# [WHAT TO PRODUCE]
Extract all lines that hold "Temperature" from the records below.

---- MATERIAL PROVIDED

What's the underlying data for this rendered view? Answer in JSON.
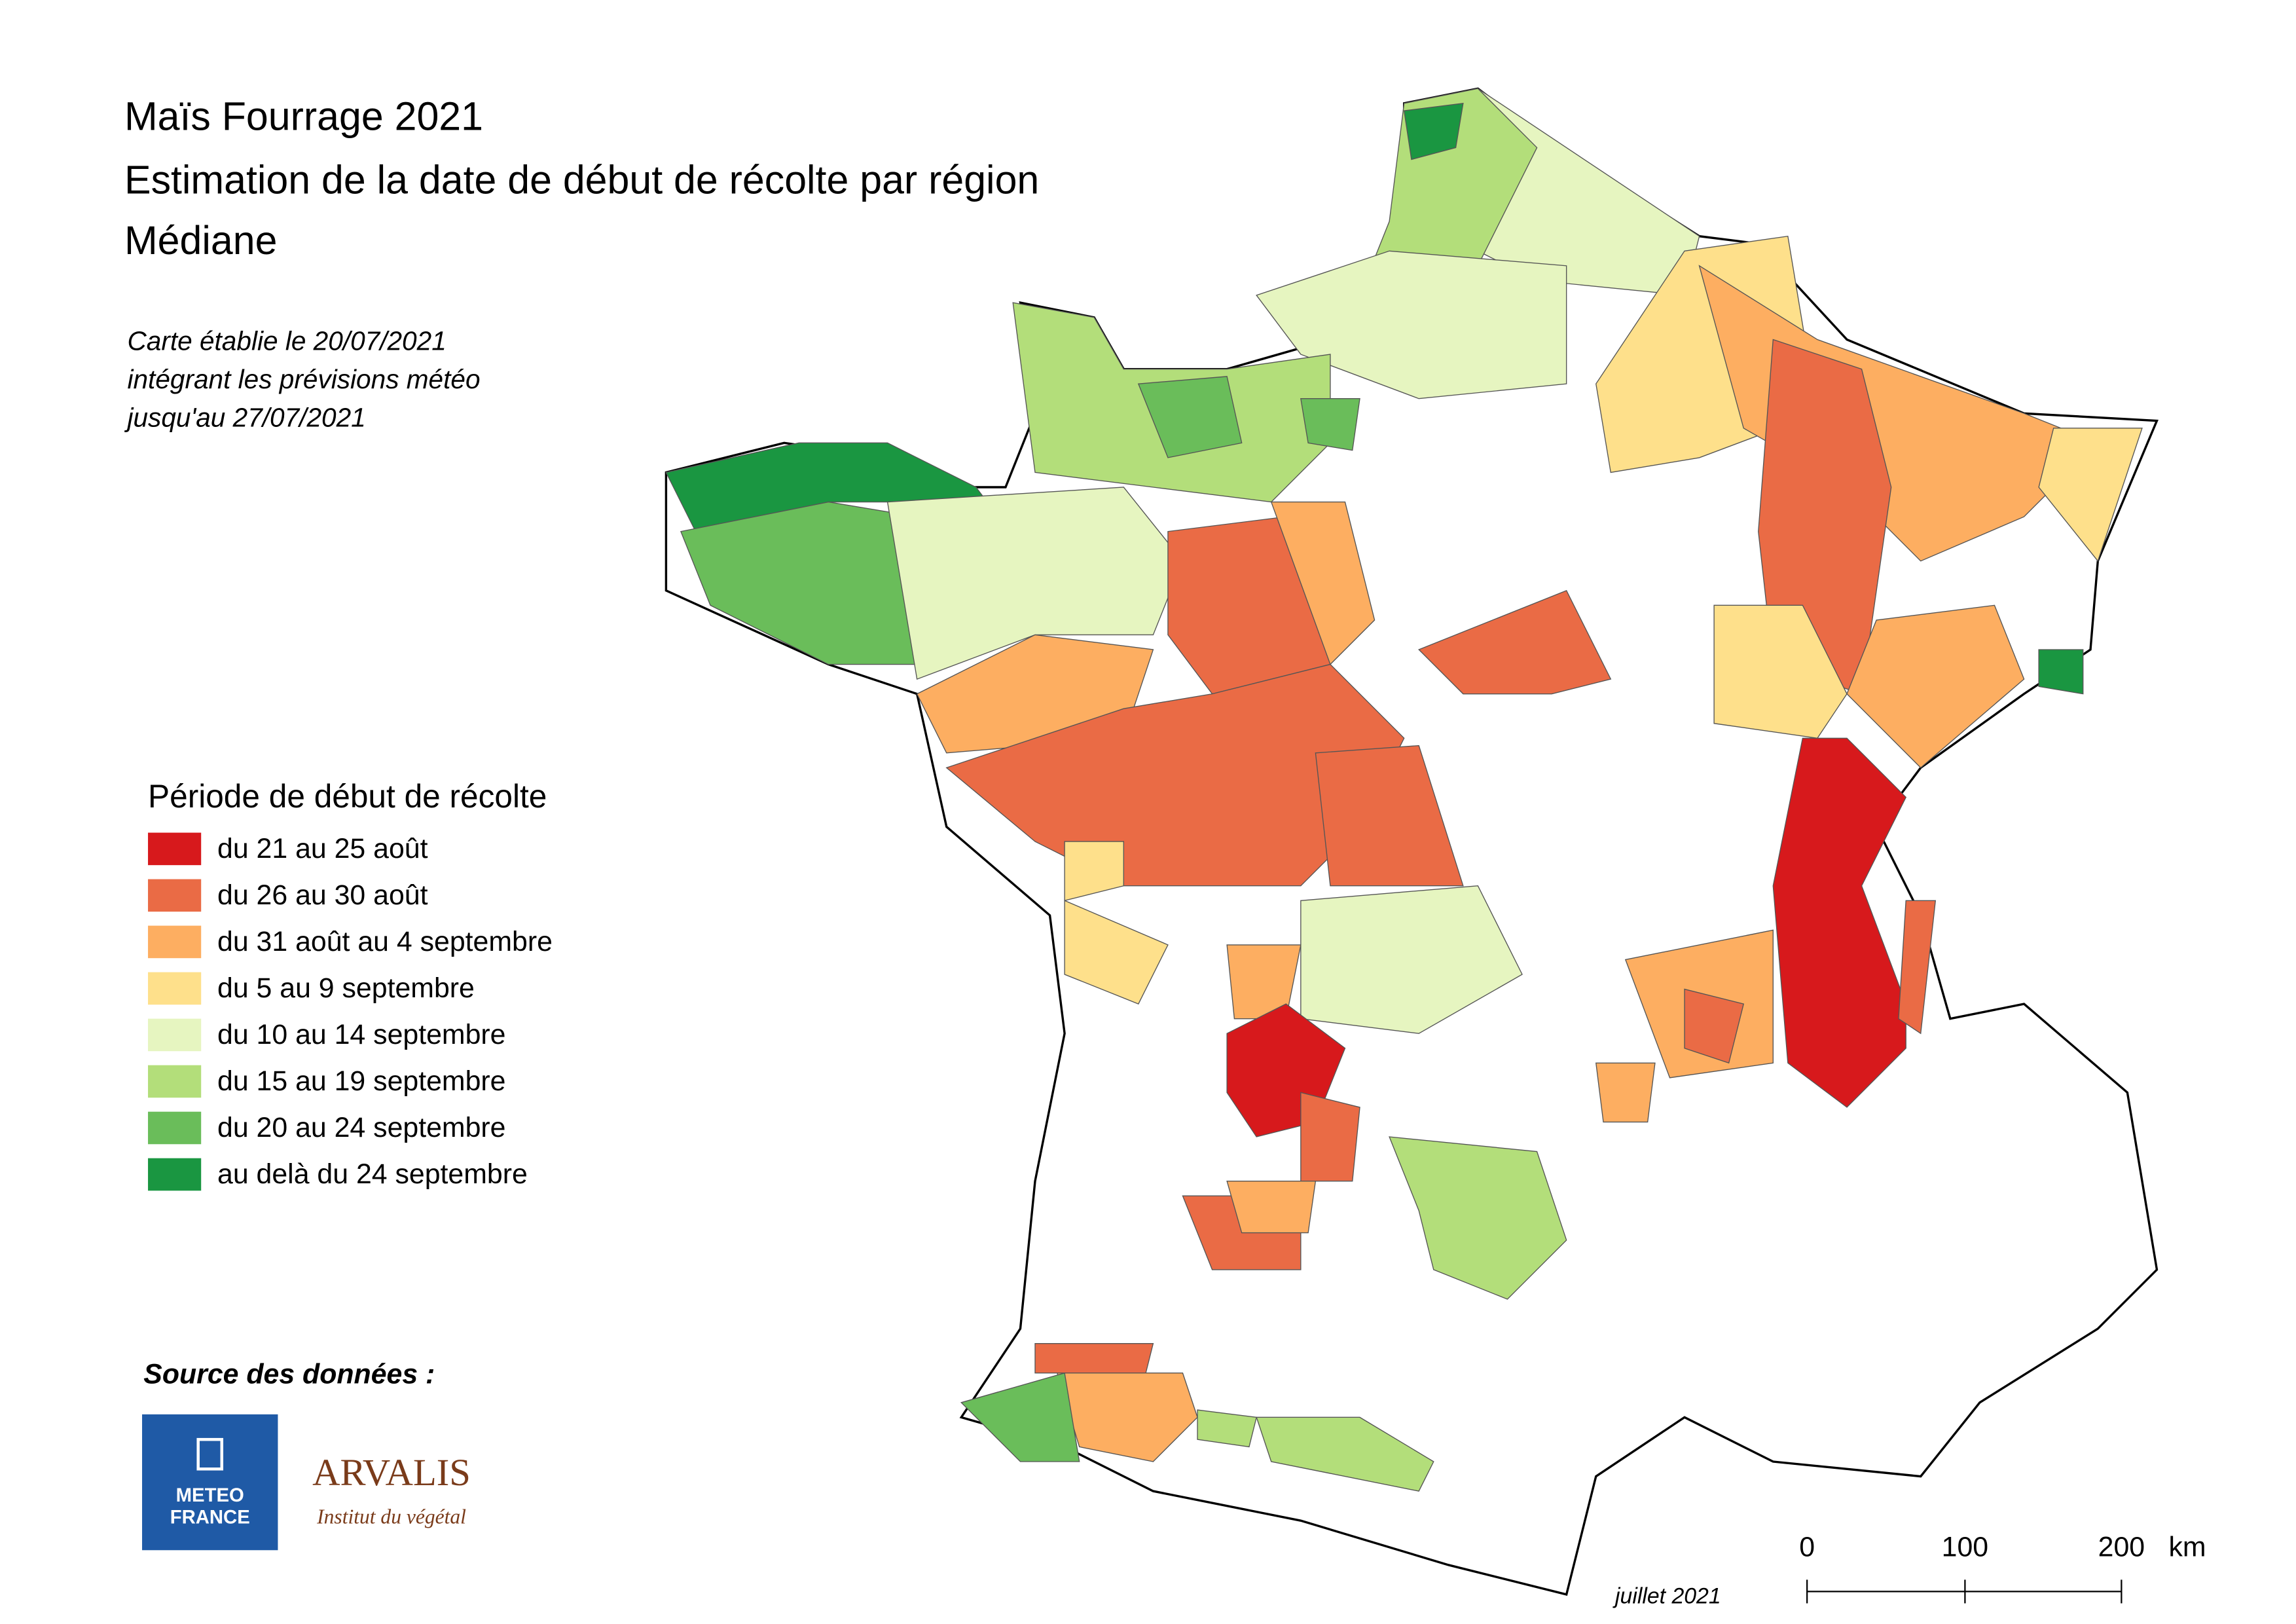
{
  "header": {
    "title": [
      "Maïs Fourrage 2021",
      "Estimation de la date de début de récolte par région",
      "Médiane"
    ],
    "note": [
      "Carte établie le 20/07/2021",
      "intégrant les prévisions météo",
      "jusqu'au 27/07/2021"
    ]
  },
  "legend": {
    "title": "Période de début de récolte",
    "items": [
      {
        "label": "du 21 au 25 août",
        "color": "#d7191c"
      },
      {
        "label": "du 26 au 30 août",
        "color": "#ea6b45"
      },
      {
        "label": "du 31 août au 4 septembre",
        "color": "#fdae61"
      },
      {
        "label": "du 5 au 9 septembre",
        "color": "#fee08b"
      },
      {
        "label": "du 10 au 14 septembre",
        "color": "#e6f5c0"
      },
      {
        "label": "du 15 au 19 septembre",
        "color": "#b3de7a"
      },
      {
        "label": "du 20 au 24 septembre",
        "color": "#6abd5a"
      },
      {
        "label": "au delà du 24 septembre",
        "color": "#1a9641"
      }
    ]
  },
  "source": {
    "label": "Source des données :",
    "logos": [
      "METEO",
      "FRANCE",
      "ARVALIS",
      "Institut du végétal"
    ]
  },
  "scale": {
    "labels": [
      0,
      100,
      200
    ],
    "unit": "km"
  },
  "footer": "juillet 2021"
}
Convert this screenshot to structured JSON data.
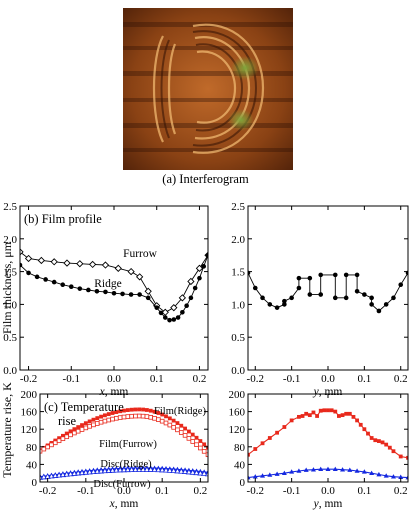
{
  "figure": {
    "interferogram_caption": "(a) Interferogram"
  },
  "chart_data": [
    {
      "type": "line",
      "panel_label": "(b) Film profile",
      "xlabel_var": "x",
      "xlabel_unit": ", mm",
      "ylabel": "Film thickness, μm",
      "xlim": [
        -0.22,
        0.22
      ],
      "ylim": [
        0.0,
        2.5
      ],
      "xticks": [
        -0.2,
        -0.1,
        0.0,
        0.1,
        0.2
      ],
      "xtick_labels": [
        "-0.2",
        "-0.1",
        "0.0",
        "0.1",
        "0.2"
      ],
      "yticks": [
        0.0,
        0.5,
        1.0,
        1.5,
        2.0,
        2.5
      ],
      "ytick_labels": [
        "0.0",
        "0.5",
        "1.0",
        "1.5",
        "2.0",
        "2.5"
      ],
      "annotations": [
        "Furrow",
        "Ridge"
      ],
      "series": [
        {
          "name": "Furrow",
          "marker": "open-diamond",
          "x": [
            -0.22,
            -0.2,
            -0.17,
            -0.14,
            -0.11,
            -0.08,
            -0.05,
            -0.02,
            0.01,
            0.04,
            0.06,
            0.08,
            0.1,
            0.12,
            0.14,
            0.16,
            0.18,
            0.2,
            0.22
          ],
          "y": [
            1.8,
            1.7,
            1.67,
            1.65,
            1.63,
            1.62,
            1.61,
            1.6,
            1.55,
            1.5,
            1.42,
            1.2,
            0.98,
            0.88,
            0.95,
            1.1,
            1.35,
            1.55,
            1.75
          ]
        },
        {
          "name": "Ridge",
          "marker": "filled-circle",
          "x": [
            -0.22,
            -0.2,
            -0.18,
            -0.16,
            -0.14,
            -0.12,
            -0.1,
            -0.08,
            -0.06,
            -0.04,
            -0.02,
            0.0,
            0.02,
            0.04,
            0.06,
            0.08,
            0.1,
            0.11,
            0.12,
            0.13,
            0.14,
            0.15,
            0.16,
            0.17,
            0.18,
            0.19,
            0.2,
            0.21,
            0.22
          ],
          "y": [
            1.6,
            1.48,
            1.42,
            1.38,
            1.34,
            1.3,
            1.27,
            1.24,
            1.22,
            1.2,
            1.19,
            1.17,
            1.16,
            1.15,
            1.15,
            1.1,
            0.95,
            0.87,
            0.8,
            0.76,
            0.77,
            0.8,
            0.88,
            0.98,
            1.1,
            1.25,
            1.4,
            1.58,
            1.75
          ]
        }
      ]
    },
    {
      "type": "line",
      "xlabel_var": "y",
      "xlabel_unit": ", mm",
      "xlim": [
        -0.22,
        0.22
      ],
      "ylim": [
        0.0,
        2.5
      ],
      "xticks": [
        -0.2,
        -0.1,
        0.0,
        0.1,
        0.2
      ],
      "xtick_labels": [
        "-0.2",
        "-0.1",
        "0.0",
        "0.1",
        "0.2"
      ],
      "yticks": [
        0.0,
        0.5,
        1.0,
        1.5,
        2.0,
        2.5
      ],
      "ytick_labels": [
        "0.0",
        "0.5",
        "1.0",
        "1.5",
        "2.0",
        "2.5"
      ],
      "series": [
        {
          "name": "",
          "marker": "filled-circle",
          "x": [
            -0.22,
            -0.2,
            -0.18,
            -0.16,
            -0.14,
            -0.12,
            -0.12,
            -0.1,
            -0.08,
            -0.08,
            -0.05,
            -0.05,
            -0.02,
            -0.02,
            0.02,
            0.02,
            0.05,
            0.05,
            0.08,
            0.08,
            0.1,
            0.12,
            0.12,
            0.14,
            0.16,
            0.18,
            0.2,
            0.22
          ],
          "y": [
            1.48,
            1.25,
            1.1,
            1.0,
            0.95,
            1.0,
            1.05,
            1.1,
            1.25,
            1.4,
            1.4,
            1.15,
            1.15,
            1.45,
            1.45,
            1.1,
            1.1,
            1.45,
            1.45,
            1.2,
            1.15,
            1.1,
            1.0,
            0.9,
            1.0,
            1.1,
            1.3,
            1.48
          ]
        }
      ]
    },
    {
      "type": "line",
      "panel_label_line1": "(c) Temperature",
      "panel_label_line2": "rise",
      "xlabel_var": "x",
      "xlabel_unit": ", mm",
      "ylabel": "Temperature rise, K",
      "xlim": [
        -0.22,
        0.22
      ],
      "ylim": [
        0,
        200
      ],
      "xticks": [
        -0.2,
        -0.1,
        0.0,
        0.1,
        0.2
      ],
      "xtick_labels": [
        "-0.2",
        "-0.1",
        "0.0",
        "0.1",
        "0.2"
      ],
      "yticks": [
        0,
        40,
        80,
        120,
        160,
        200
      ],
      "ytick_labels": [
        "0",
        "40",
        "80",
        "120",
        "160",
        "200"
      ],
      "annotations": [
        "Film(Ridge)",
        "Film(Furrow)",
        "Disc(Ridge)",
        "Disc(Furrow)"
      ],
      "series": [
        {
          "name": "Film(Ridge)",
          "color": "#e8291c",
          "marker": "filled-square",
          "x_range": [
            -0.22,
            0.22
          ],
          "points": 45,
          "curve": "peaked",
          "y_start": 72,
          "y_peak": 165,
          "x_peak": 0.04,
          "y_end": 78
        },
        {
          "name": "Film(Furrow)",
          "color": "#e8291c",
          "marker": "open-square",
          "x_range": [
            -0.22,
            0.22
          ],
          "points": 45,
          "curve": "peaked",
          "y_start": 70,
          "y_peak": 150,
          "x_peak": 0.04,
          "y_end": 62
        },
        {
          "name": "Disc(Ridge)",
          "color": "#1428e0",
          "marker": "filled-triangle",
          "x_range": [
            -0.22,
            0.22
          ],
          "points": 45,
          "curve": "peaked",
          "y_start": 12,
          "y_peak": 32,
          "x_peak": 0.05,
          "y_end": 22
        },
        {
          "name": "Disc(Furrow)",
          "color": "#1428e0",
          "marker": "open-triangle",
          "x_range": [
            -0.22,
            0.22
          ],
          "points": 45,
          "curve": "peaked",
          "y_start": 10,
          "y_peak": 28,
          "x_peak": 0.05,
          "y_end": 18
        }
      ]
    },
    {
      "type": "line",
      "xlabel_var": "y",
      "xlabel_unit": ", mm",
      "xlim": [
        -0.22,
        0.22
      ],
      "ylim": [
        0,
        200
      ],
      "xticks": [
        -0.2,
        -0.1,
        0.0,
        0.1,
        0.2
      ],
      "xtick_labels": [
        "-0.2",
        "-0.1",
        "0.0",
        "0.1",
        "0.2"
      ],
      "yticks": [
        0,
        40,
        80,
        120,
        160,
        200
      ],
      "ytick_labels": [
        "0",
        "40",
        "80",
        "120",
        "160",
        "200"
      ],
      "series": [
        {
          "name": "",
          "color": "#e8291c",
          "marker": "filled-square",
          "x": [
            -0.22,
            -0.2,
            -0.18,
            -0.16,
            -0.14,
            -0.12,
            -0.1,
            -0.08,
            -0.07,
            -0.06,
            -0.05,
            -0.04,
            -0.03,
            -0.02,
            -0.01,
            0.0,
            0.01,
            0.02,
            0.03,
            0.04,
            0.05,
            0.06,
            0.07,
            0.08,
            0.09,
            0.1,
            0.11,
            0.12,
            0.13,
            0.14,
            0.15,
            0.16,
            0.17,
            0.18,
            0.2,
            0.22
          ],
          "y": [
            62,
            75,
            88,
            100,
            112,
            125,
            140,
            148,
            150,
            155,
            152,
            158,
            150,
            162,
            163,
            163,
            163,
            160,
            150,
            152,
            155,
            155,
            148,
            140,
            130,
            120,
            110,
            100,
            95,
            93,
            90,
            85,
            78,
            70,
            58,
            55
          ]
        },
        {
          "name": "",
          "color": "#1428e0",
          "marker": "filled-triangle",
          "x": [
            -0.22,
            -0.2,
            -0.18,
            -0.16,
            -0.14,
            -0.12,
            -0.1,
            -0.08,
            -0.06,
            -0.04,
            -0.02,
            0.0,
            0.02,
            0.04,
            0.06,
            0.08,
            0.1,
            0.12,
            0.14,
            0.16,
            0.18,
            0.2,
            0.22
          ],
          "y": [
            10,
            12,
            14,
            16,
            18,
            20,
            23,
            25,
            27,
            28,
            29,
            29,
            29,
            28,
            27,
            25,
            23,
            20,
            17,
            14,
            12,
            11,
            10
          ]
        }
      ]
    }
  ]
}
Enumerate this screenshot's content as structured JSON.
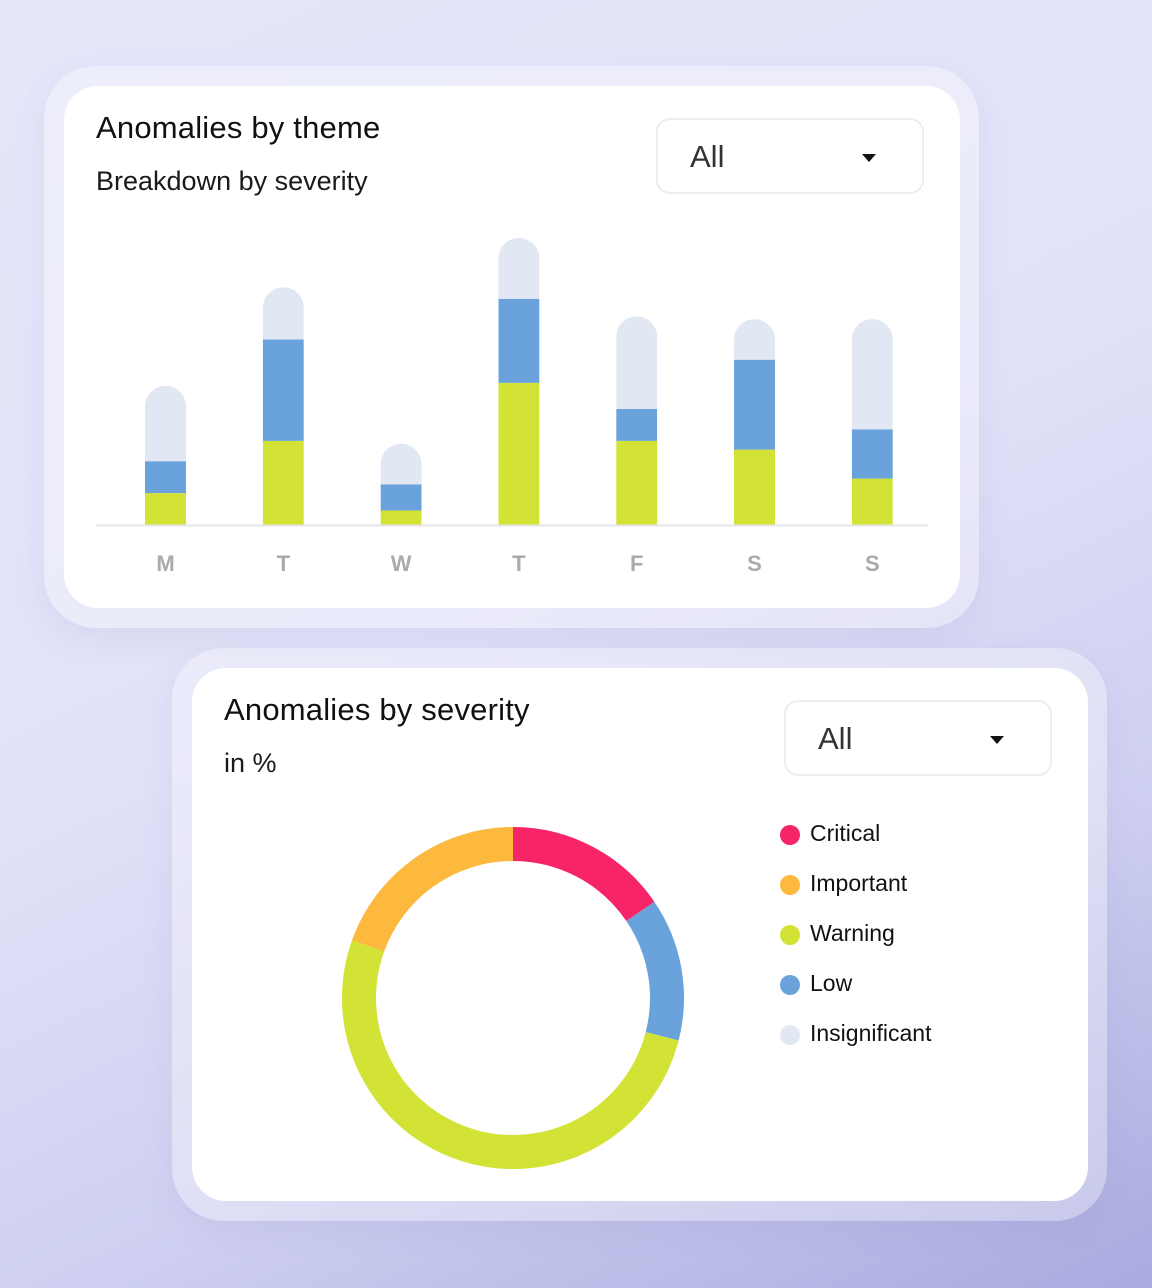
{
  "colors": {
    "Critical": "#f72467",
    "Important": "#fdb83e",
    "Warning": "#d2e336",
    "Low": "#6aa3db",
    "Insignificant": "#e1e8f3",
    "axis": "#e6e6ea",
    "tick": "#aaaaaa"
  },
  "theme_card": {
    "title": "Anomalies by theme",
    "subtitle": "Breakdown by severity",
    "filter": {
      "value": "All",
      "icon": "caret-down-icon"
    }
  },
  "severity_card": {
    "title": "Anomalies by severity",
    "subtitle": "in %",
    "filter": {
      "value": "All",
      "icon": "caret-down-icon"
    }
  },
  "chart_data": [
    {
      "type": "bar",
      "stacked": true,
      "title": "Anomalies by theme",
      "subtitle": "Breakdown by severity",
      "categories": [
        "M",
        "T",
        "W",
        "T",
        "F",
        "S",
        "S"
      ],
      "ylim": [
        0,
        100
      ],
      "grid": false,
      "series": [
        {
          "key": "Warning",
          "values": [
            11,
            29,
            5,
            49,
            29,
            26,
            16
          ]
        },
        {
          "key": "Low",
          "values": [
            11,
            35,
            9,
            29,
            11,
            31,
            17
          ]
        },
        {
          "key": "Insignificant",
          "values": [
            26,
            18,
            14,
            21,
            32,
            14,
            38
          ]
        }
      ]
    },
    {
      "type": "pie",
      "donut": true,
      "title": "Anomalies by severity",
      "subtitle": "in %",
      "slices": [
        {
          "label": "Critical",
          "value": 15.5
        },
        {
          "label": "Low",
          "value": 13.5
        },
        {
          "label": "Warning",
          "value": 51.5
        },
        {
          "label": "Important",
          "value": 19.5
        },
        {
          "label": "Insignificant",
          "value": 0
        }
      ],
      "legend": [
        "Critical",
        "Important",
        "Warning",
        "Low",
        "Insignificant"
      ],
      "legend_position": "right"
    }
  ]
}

--------

# [RESULT FOR THIS EXERCISE]
      "panel_label_line1": "(c) Temperature",
      "ylabel": "Temperature rise, K",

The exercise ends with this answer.